▸ TINDAKAN YANG DIPERLUKAN:
- A) Menurut kutipan tentang SIRA, berapa lembaga yang mengikuti kongres yang membentuk organisasi tersebut?
- B) Ubah paragraf dalam kutipan tentang SIRA yang dimulai dengan "Kongres ini secara resmi merekomendasikan" menjadi daftar singkat tanpa menghilangkan fakta utamanya.

▸ KUTIPAN:
********************

Tuesday, September 21, 2010

Sentral Informasi Referendum Acheh

Sentral Informasi Referendum Acheh ("SIRA") adalah organisasi perjuangan masyarakat sipil Acheh yang dibentuk oleh Kongres Mahasiswa dan Pemuda Acheh Serantau (KOMPAS) pada 31 Januari s/d 4 Februari 1999. Kongres yang diselenggarakan oleh Koalisi Aksi Reformasi Mahasiswa Acheh (KARMA) dan Komite Mahasiswa dan Pemuda Acheh Nusantara (KMPAN) itu diikuti oleh 106 lembaga mahasiswa, santri, pemuda, pelajar, district organization, pressure groups dan lembaga solidaritas masyarakat Acheh yang ada di seluruh Acheh, luar Acheh dan luar negeri.

Kongres ini secara resmi merekomendasikan dua hal penting yaitu: Pertama, Referendum dengan opsi merdeka dan bergabung dengan Indonesia sebagai satu-satunya solusi adil, damai dan demokratis serta sebagai jalan tengah (netral) untuk penyelesaian kasus Acheh secara menyeluruh dan; Dua, Mendirikan Sentral Informasi Referendum Acheh (SIRA) sebagai lembaga independent yang bertugas mengorganisir informasi dan mengorganisir perjuangan penentuan nasib sendiri melalui referendum serta melakukan pemantauan pelanggaran HAM di Acheh.

Sejak dibentuk pada tanggal 4 Februari 1999, Sentral Informasi Referendum Acheh (SIRA) sudah melakukan berbagai aksi untuk mensosialisasikan referendum sebagai solusi final penyelesaian konflik Acheh secara komprehensif. Di antara kegiatan yang pernah dilakukan SIRA adalah:

   1. Melaksanakan aktifitas kajian dan sosialisasi isu referendum sebagai solusi penyelesaian damai konflik Acheh.

********************

▸ INFORMASI TERCATAT:
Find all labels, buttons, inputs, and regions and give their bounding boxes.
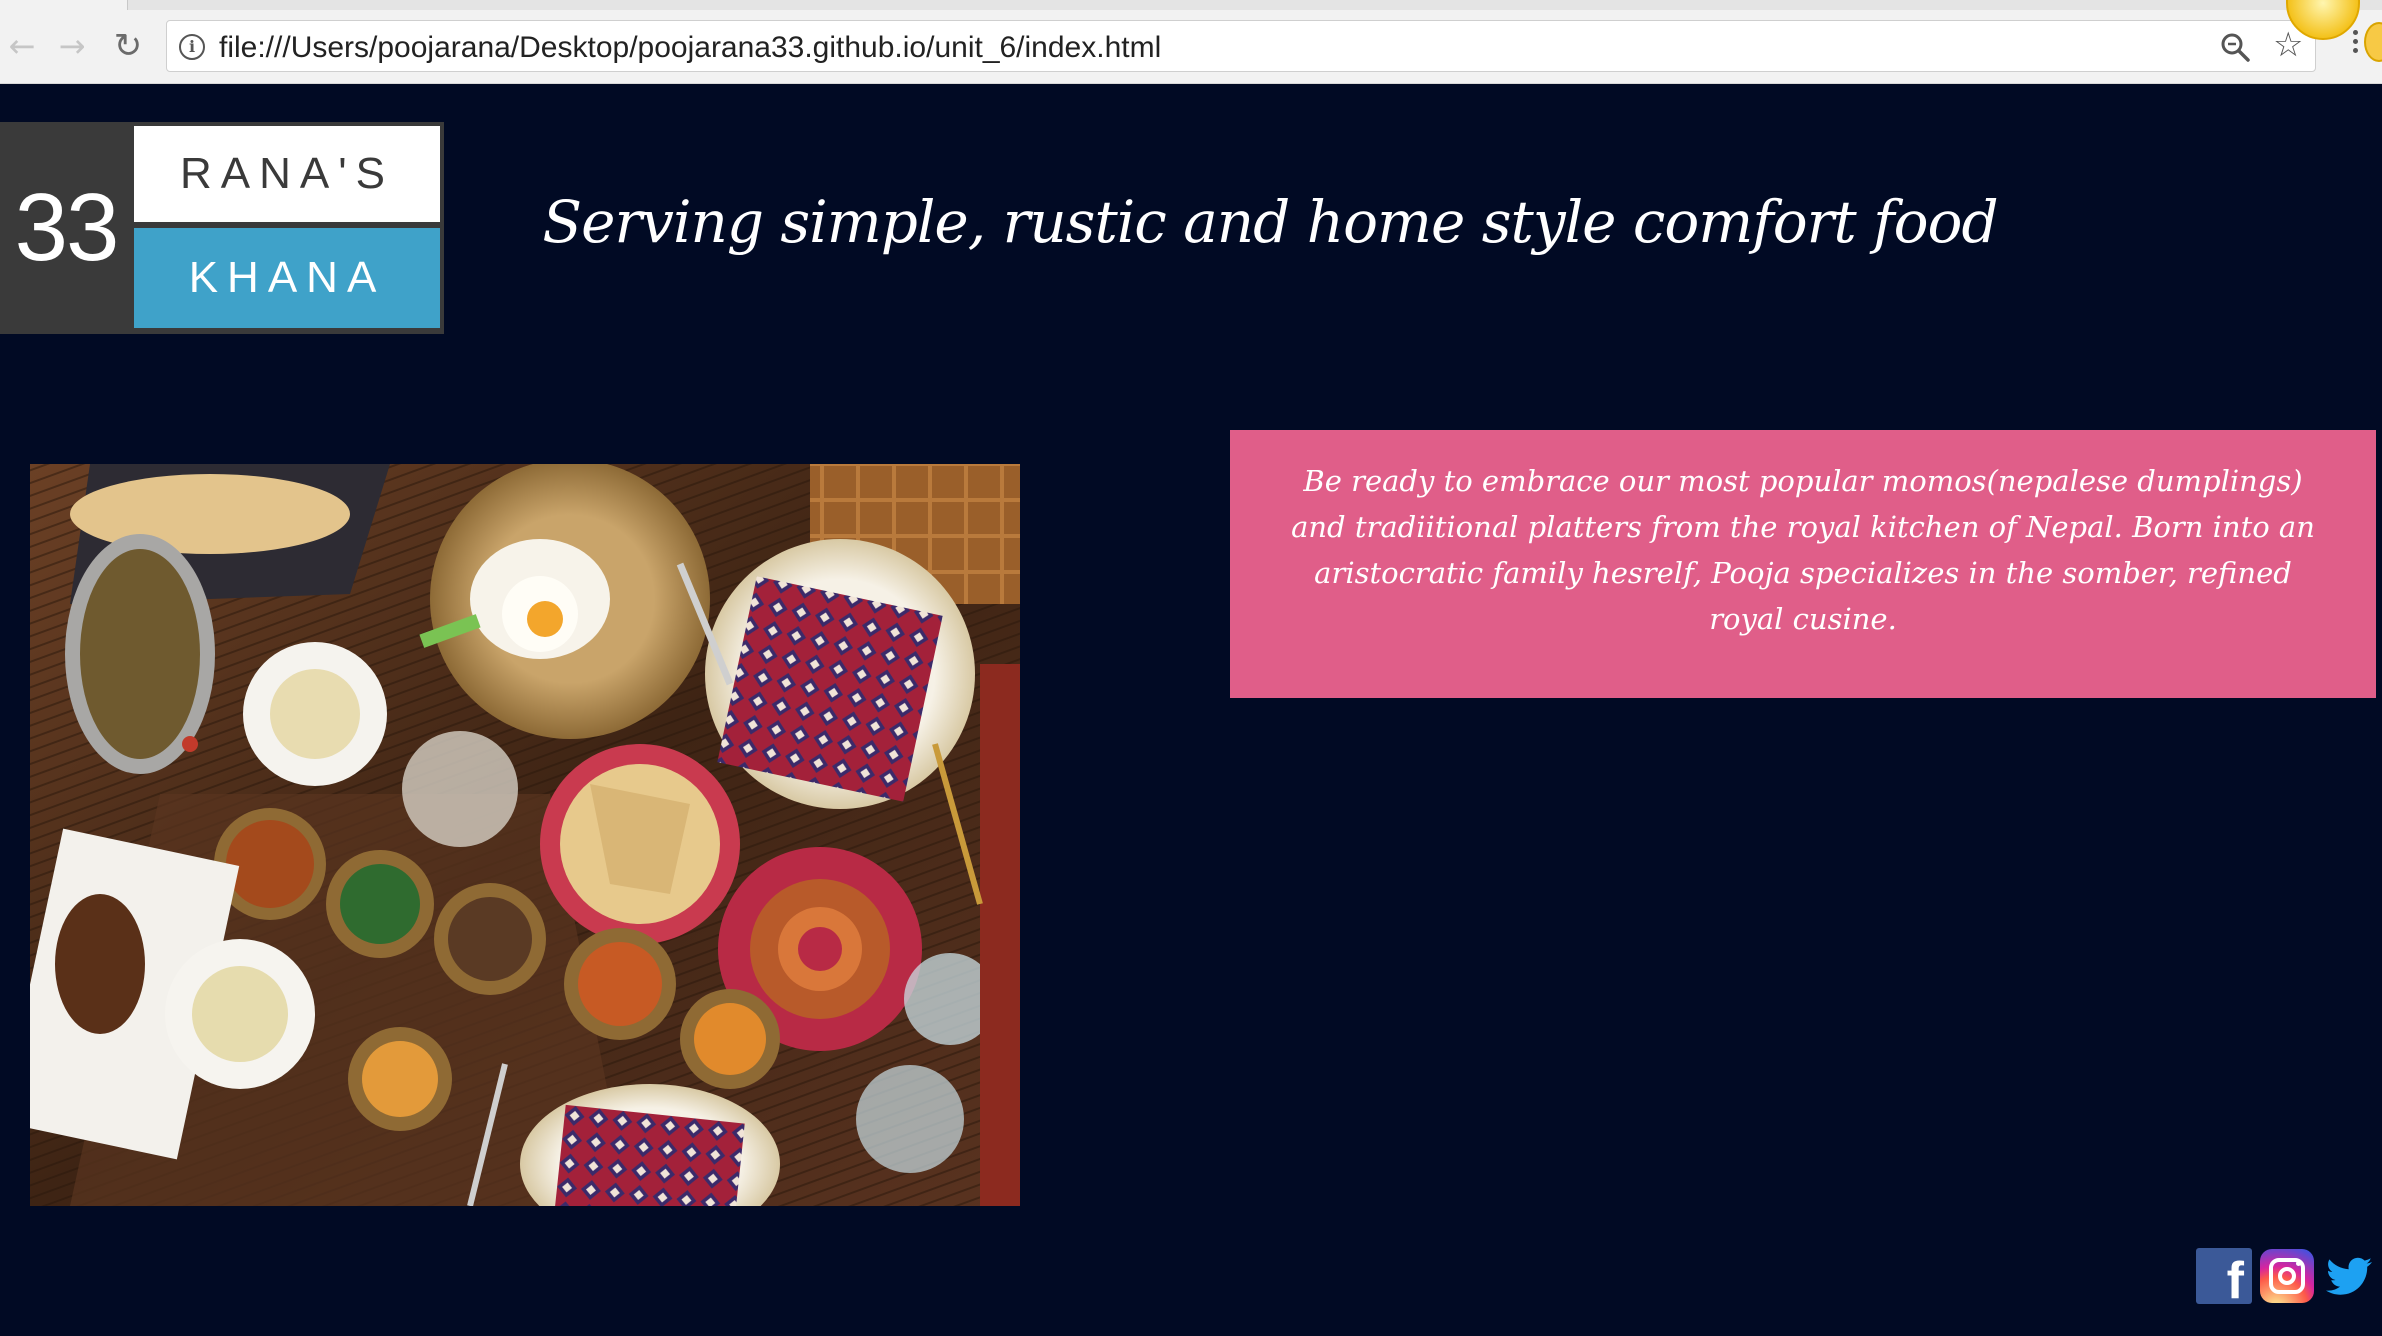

********************

▸ HASIL PER TUGAS:
- A) 106 lembaga.

- B)
Kongres merekomendasikan dua hal:
- Referendum dengan opsi merdeka dan bergabung dengan Indonesia sebagai satu-satunya solusi yang adil, damai, dan demokratis, sekaligus jalan tengah (netral) untuk menyelesaikan kasus Acheh secara menyeluruh.
- Pendirian SIRA sebagai lembaga independen yang mengorganisir informasi dan perjuangan penentuan nasib sendiri melalui referendum, serta memantau pelanggaran HAM di Acheh.